• The task
Tell how many lines in the data below include the word "Copper". The answer is the number only.

• Data entries
(begin)
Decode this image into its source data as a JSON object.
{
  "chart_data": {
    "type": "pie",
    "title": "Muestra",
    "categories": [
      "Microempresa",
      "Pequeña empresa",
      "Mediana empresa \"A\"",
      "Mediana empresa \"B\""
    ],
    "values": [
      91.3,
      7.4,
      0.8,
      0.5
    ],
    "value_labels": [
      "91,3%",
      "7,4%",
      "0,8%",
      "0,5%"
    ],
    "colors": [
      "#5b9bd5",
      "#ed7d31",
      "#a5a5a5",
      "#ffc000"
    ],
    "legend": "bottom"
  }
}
(end)
(begin)
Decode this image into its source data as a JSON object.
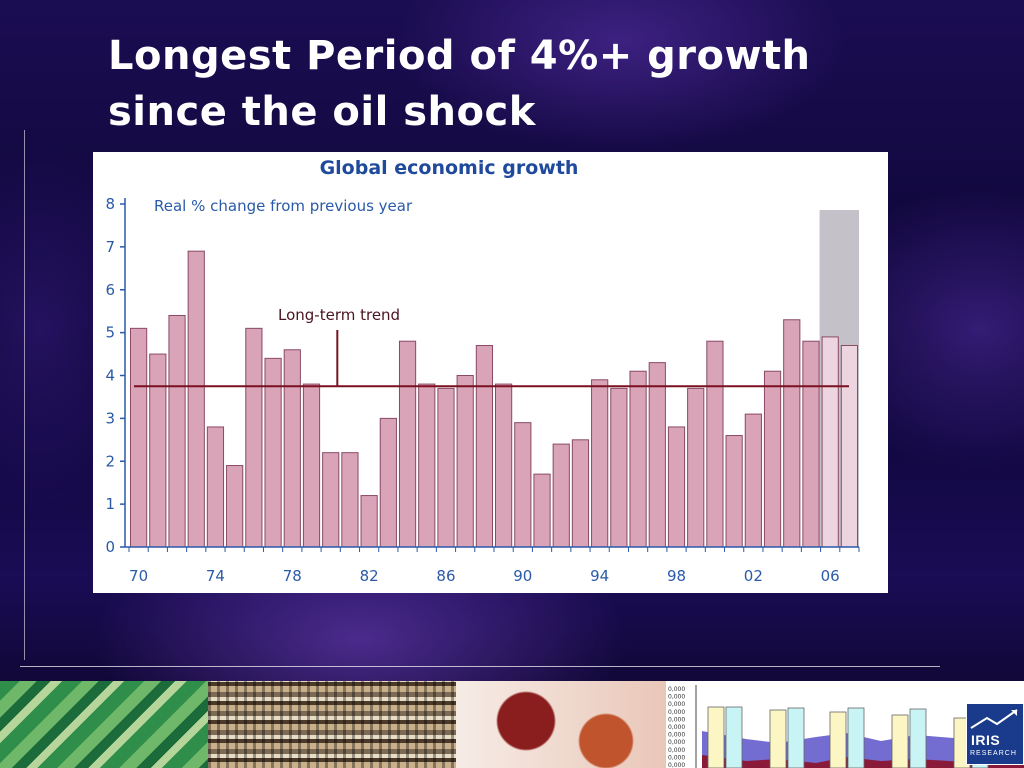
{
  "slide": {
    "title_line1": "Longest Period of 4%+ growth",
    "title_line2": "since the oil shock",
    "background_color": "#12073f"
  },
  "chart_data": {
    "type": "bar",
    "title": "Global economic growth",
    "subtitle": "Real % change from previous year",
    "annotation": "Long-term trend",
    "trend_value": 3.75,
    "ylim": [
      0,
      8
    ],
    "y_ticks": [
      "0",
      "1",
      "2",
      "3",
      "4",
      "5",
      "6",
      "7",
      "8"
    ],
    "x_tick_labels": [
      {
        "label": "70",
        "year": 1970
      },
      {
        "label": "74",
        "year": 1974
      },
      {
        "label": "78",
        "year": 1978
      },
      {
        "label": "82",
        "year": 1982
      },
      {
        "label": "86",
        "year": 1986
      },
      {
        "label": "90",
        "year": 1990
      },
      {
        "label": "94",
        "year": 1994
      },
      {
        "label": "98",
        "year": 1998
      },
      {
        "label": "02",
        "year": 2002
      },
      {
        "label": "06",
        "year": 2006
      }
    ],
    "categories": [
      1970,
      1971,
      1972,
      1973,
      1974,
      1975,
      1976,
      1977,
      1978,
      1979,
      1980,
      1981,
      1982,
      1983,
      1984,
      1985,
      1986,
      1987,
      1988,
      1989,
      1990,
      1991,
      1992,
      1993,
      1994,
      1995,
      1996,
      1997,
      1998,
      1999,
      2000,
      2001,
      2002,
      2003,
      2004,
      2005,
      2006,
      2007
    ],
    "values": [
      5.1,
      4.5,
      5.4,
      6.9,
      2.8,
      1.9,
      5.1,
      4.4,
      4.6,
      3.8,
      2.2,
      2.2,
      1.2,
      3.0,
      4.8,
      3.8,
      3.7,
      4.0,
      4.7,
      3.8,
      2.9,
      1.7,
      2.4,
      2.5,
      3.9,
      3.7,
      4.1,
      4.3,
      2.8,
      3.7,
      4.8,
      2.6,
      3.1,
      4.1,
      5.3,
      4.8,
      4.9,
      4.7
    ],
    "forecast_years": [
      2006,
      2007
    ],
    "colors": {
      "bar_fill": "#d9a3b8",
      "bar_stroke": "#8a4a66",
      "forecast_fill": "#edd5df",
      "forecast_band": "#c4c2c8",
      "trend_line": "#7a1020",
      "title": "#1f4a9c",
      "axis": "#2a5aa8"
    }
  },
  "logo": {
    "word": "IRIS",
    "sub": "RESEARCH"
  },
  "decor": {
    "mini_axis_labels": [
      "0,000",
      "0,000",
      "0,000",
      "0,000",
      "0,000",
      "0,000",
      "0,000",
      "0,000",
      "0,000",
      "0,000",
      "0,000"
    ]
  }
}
(end)
(begin)
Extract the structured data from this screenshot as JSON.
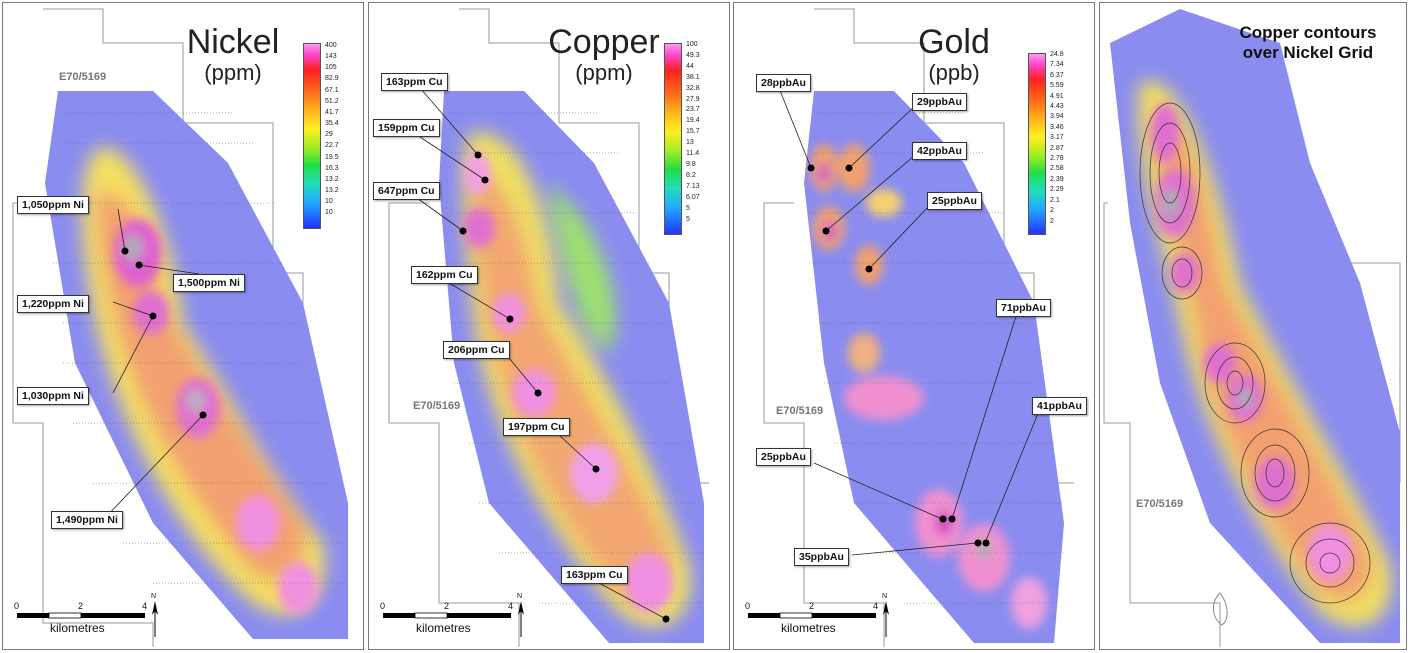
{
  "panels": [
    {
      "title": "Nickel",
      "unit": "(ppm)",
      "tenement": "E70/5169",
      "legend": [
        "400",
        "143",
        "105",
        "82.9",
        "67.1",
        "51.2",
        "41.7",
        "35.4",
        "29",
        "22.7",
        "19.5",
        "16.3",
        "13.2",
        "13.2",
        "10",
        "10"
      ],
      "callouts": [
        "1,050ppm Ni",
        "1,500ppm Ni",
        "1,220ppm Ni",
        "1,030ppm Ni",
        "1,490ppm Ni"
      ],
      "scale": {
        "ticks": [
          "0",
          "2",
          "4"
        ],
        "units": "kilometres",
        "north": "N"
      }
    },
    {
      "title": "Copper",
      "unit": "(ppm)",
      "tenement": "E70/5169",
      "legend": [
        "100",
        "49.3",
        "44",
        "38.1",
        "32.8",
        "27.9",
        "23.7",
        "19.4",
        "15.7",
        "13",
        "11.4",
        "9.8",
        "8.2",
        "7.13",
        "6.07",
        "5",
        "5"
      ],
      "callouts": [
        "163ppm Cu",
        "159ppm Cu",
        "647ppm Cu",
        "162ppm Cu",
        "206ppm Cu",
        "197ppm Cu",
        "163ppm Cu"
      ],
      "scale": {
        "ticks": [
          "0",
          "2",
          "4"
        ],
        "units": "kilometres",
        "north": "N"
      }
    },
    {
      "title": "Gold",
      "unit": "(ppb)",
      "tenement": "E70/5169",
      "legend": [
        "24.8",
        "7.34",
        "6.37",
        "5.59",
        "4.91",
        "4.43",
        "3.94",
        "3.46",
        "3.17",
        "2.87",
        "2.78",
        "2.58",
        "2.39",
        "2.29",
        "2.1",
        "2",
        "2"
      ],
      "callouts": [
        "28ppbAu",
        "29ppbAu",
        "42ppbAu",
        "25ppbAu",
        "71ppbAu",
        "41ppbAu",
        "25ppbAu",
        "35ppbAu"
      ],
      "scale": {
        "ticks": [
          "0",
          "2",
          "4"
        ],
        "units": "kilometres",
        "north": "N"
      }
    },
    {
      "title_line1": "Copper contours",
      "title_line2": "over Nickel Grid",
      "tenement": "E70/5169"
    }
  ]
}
(end)
• Exercise output
2